Kiwi-Vögel im Halbdunkel

Während die Figur wie die Abbildung des Kiwi-Vogels in allen Souvenir-Läden massenhaft auftritt, ist sein natürliches Vorkommen in der freien Wildbahn nur noch auf wenige Naturschutzgebiete reduziert. Und da die Tiere nachtaktiv und sehr scheu sind, haben selbst viele Einheimische kaum eine Chance, die Tiere in natura zu sehen. Doch auch für dieses Problem haben die praktisch veranlagten Neuseeländer eine Lösung. Im Kiwi North Center in Maunu auf der Nordinsel hat man für zwei Kiwi den Tag zur Nacht gemacht. So kann der Besucher am helllichten Tag in einem verdunkelten großen Terrarium hinter einer Glasscheibe mehrmals am Tag die Fütterung der Tiere beobachten. Ihr Schnabel ist sehr lang und nach unten gebogen. Auch im Halbdunkel ihres Terrariums war gut zu erkennen, dass sie sich ab und zu auf ihrem Schnabel abstützen, um beim Stehen das Gleichgewicht zu halten. Als sich im Zuschauerraum bei der Fütterung ein Kind bewegte, huschten beide Kiwis außer Sichtweite,um etwas später zögerlich wieder aufzutauchen. Sie sollen nicht gut sehen, besser hören und sehr gut riechen können - komische Vögel.

Schutz von Flora und Fauna

Die Neuseeländer investieren viel, um die Natur ihres Landes zu schützen. Das beginnt damit, dass sie auf den Flughäfen das Einfuhrverbot von Lebensmitteln in ihr Land sehr scharf mit extra ausgebildeten Suchhunden kontrollieren. Überall hängen Schilder, die darüber informieren, dass ein widerrechtliches Mitführen von Lebensmitteln jeder Art sofort mit einer Strafe von mindestens 400 Neuseeland-Dollar belegt wird. Da kann ein kleiner unschuldiger Apfel richtig teuer werden. Der Kauri-Baum ist der größte und berühmteste der in Neuseeland beheimateten Bäume und der große Stolz der Neuseeländer. Er wächst im gemäßigten Regenwald der Nordinsel. Einst bedeckten sie große Teile der Insel. Heute gibt es nur noch wenige Exemplare. Von Auckland etwa 120 Kilometer Richtung Norden entfernt, erstreckt sich an der Westküste der Waipoua Kauri Forest. Das Kauri-Museum in Matakohe präsentiert seinen Besuchern ganz unaufgeregt den Star des Urwaldes, der bis zu 4.000 Jahre alt werden kann. Seit der Besiedlung von Neuseeland wurden die Giganten ein Exportschlager und drohten der Holzindustrie zum Opfer zu fallen. Schließlich stellte die Regierung die Riesenbäume vor 60 Jahren unter Naturschutz. Der Bestand ist heute gefährdet durch pilzähnliche Mikroorganismen, die durch die Schuhe der Besucher eingeschleppt werden und langfristig zum Sterben der Kauris führen können. Es wird daher erwogen, die Kauriwälder für die Besucher zu sperren.

★ ★ ★ ★

**Zu erledigende Aufgabe**
Wie alt kann ein Kauri-Baum laut dem Auszug über Neuseelands Natur werden?

★ ★ ★ ★

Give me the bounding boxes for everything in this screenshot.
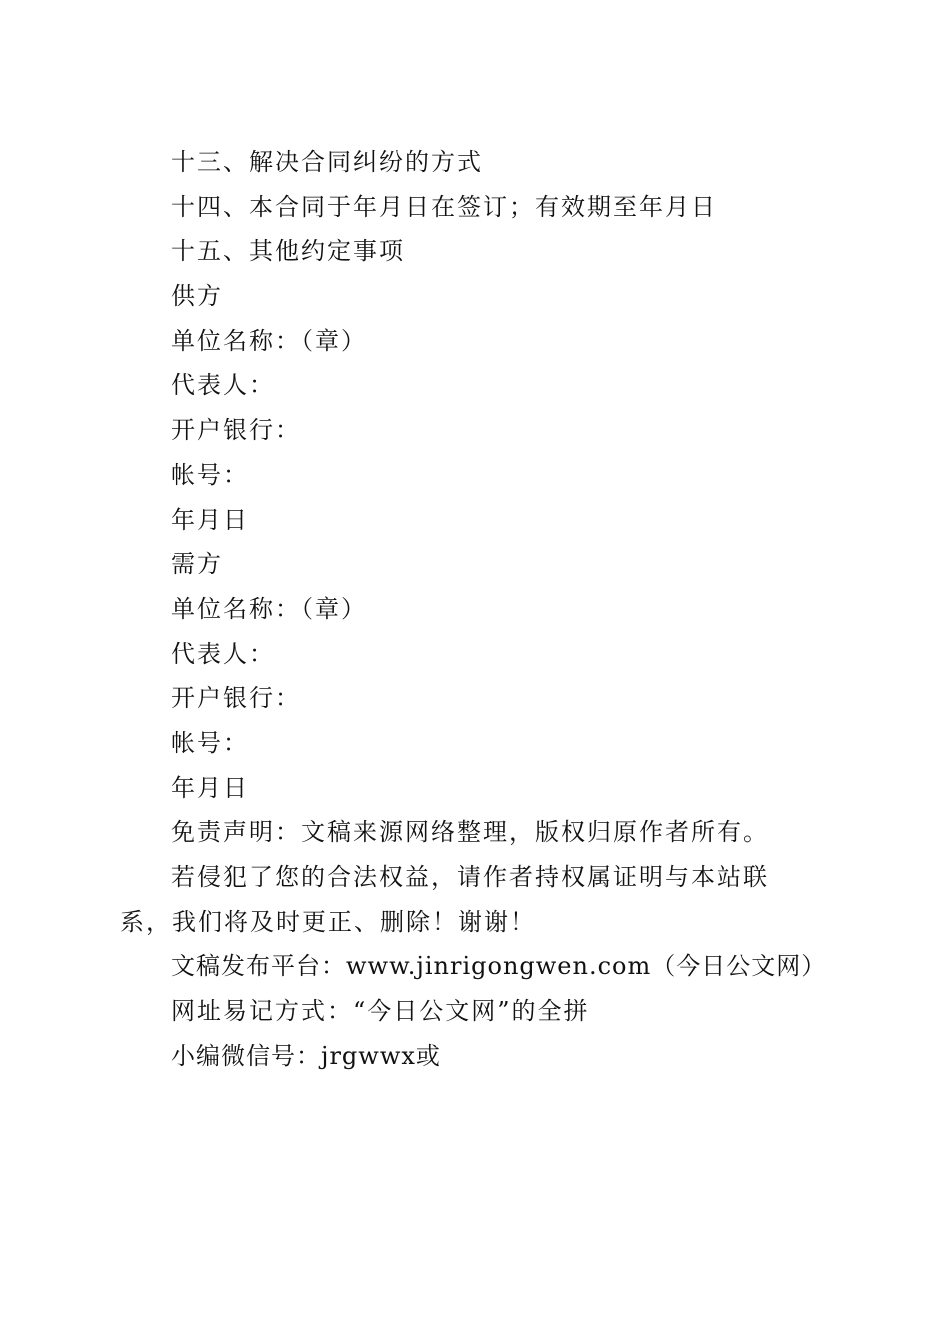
supplier-rep: 代表人： xyxy=(171,371,275,400)
document-body xyxy=(0,140,950,1078)
supplier-title: 供方 xyxy=(171,282,223,311)
buyer-unit: 单位名称：（章） xyxy=(171,594,367,623)
buyer-bank: 开户银行： xyxy=(171,684,301,713)
easy-remember-note: 网址易记方式：“今日公文网”的全拼 xyxy=(171,997,590,1026)
buyer-date: 年月日 xyxy=(171,773,249,802)
supplier-unit: 单位名称：（章） xyxy=(171,326,367,355)
disclaimer: 免责声明：文稿来源网络整理，版权归原作者所有。 xyxy=(171,818,769,847)
supplier-account: 帐号： xyxy=(171,460,249,489)
supplier-date: 年月日 xyxy=(171,505,249,534)
supplier-bank: 开户银行： xyxy=(171,416,301,445)
clause-13: 十三、解决合同纠纷的方式 xyxy=(171,148,483,176)
buyer-account: 帐号： xyxy=(171,728,249,757)
wechat-id: 小编微信号：jrgwwx或 xyxy=(171,1041,441,1070)
clause-15: 十五、其他约定事项 xyxy=(171,237,405,266)
platform-link[interactable]: 文稿发布平台：www.jinrigongwen.com（今日公文网） xyxy=(171,952,827,981)
clause-14: 十四、本合同于年月日在签订；有效期至年月日 xyxy=(171,192,717,221)
buyer-title: 需方 xyxy=(171,550,223,579)
infringement-notice: 若侵犯了您的合法权益，请作者持权属证明与本站联系，我们将及时更正、删除！谢谢！ xyxy=(120,863,769,936)
buyer-rep: 代表人： xyxy=(171,639,275,668)
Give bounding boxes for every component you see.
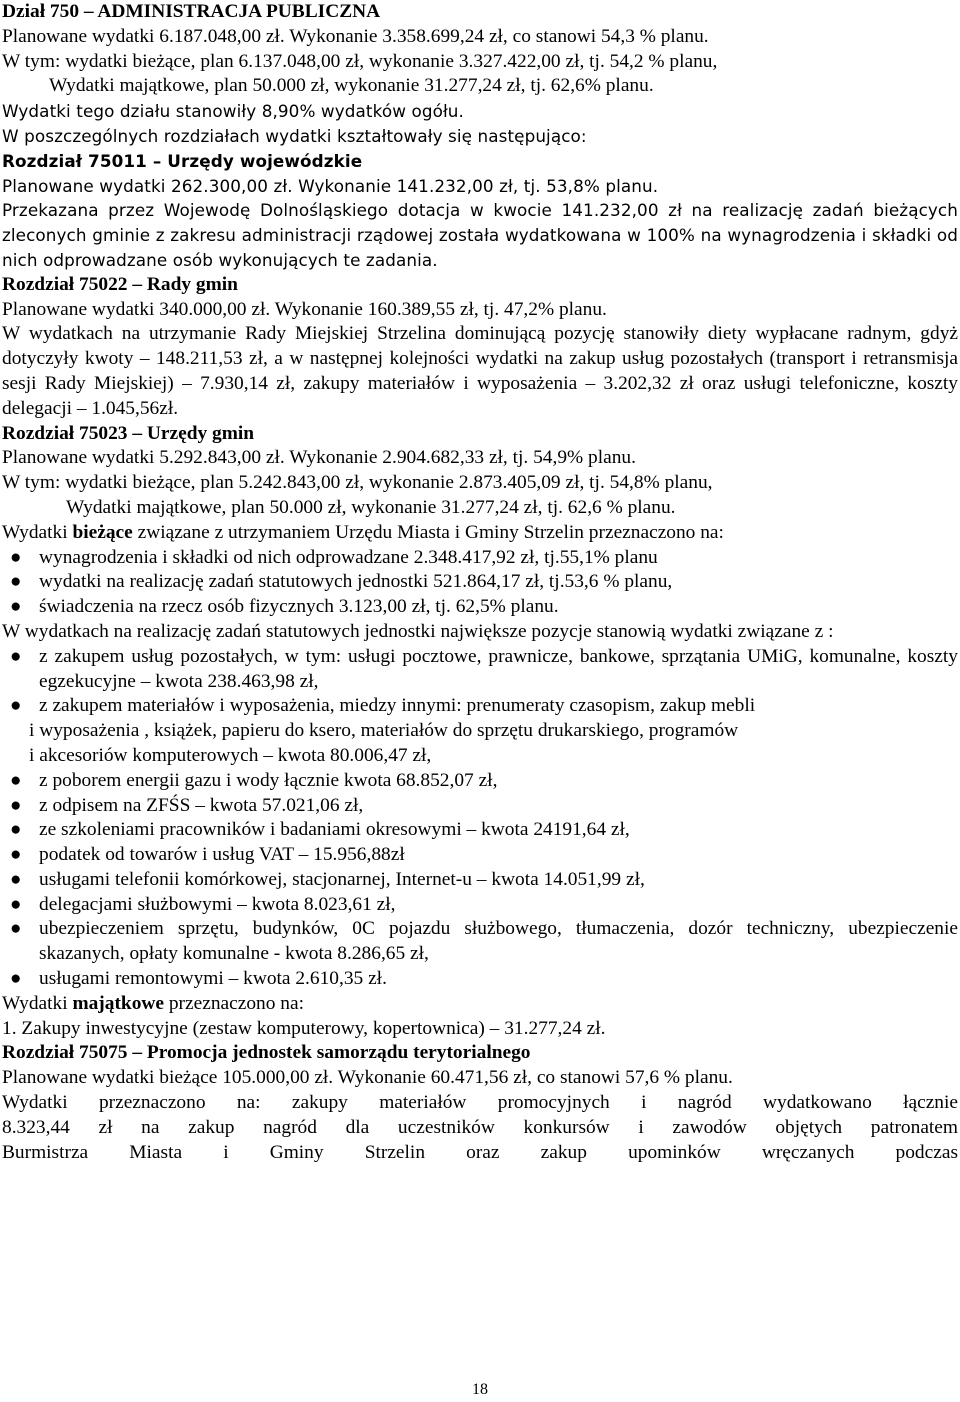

★ ★ ★ ★

**Ergebnis der Übung**
Bis zu 4.000 Jahre.